Data entries
┌──
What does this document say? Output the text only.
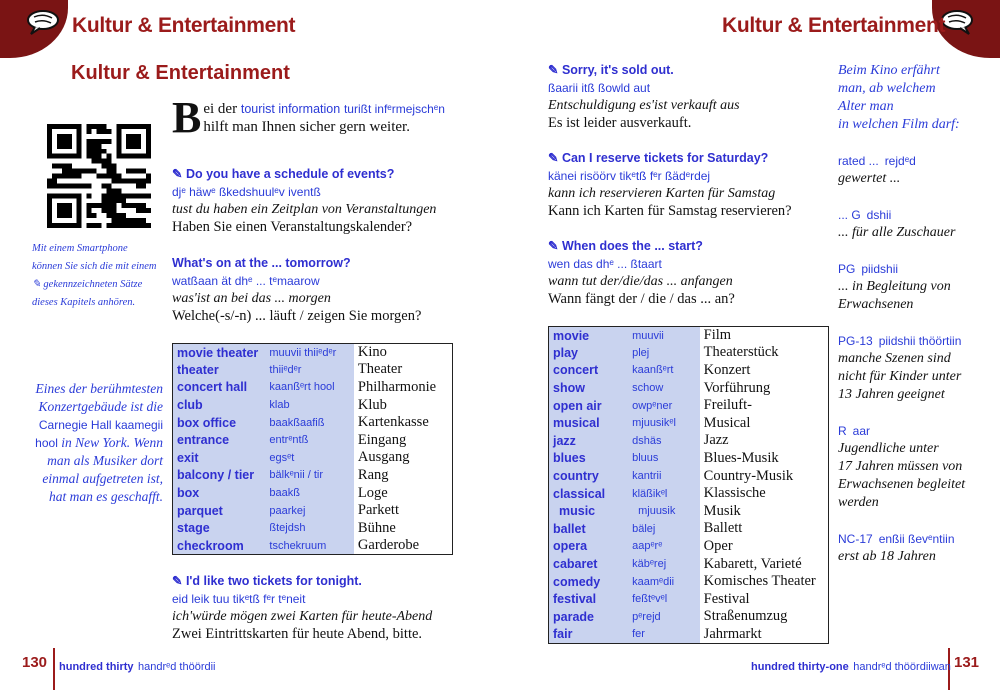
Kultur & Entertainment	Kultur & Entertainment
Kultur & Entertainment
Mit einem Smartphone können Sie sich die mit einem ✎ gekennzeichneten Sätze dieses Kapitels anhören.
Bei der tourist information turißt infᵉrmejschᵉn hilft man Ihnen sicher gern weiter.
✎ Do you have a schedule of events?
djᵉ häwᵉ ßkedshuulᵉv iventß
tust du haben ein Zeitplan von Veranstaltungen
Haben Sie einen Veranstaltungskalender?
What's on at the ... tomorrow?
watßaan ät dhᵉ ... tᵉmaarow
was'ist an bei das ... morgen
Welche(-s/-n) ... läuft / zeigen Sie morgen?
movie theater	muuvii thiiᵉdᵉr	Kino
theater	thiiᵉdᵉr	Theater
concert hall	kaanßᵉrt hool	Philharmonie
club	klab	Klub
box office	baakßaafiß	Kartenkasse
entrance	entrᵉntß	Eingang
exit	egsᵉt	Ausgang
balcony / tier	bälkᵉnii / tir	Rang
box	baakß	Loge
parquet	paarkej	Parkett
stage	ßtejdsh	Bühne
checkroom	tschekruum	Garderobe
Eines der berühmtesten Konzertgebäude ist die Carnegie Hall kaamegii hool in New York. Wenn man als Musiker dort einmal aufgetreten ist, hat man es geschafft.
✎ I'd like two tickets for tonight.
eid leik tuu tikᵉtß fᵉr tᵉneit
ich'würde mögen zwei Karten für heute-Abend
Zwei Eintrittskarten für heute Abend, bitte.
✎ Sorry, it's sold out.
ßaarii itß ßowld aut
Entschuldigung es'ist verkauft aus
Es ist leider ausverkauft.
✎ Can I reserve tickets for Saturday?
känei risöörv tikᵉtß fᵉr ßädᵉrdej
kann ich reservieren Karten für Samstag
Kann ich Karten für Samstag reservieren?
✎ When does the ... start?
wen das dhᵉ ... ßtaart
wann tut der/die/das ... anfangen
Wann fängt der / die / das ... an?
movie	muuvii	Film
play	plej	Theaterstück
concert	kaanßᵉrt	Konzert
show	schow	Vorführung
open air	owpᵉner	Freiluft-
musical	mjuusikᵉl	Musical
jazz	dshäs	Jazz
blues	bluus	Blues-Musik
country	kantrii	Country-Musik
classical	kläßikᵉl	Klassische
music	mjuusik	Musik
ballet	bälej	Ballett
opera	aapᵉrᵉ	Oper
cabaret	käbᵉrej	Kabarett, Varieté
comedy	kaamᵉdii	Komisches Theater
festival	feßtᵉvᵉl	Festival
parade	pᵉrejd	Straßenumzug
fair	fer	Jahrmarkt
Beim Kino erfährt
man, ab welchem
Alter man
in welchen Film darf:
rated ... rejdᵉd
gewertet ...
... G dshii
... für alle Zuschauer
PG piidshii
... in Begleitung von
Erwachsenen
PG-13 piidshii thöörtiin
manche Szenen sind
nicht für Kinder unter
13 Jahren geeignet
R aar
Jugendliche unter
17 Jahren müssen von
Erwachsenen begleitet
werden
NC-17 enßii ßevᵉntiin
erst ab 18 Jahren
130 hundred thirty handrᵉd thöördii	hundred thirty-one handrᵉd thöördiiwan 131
└──
┌──
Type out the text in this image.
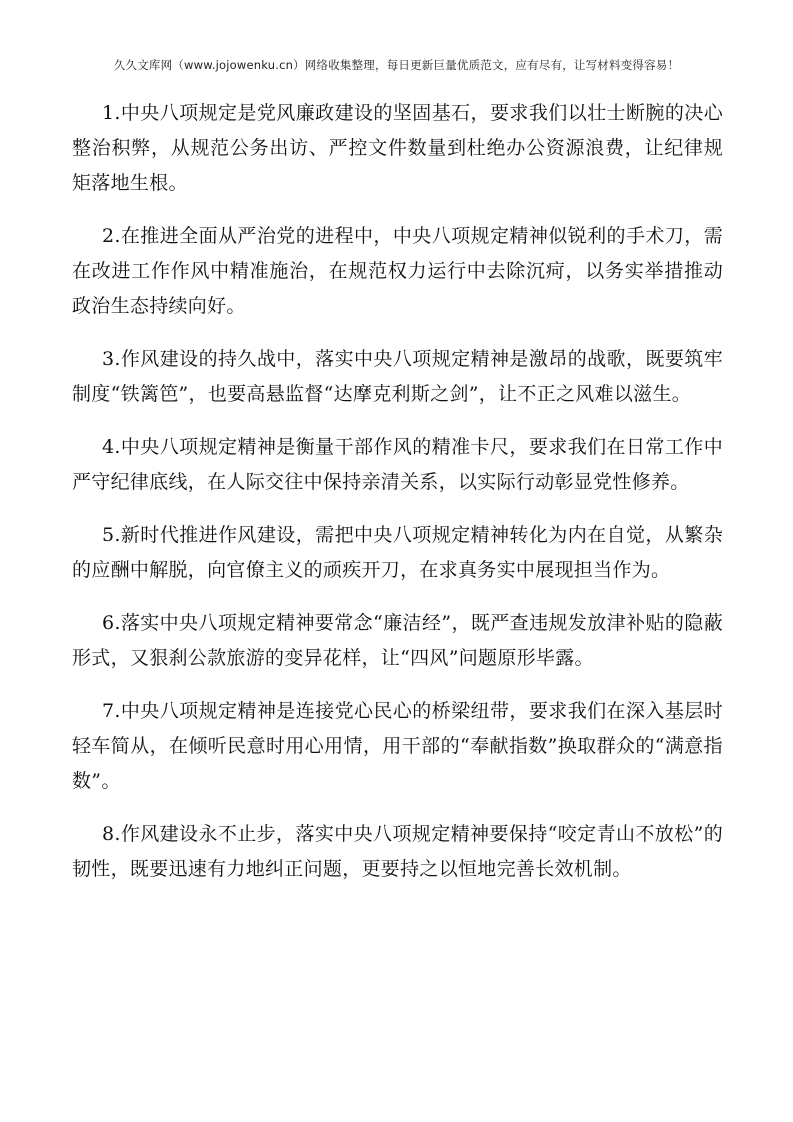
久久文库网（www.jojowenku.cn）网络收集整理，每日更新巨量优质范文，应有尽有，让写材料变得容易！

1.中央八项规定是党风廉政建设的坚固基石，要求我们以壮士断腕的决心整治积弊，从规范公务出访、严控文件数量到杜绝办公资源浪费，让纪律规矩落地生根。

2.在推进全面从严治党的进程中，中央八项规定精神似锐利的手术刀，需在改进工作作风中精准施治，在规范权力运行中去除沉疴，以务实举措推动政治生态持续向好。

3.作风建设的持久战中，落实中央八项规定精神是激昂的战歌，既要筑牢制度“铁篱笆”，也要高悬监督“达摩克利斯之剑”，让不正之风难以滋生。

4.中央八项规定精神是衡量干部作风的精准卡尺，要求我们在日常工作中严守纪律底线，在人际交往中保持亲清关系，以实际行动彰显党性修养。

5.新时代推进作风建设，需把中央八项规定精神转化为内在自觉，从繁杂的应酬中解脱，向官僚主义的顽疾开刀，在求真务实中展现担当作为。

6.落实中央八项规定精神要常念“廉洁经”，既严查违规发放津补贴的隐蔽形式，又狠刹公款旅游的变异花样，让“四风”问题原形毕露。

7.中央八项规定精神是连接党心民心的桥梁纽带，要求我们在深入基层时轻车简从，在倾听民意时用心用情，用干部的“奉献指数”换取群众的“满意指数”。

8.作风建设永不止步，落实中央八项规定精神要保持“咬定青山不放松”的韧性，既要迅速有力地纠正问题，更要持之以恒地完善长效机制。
└──
Exercise
Looking at the entries above, say how many lines contain the word "piidshii". Only the number is wanted.

Output of the task
2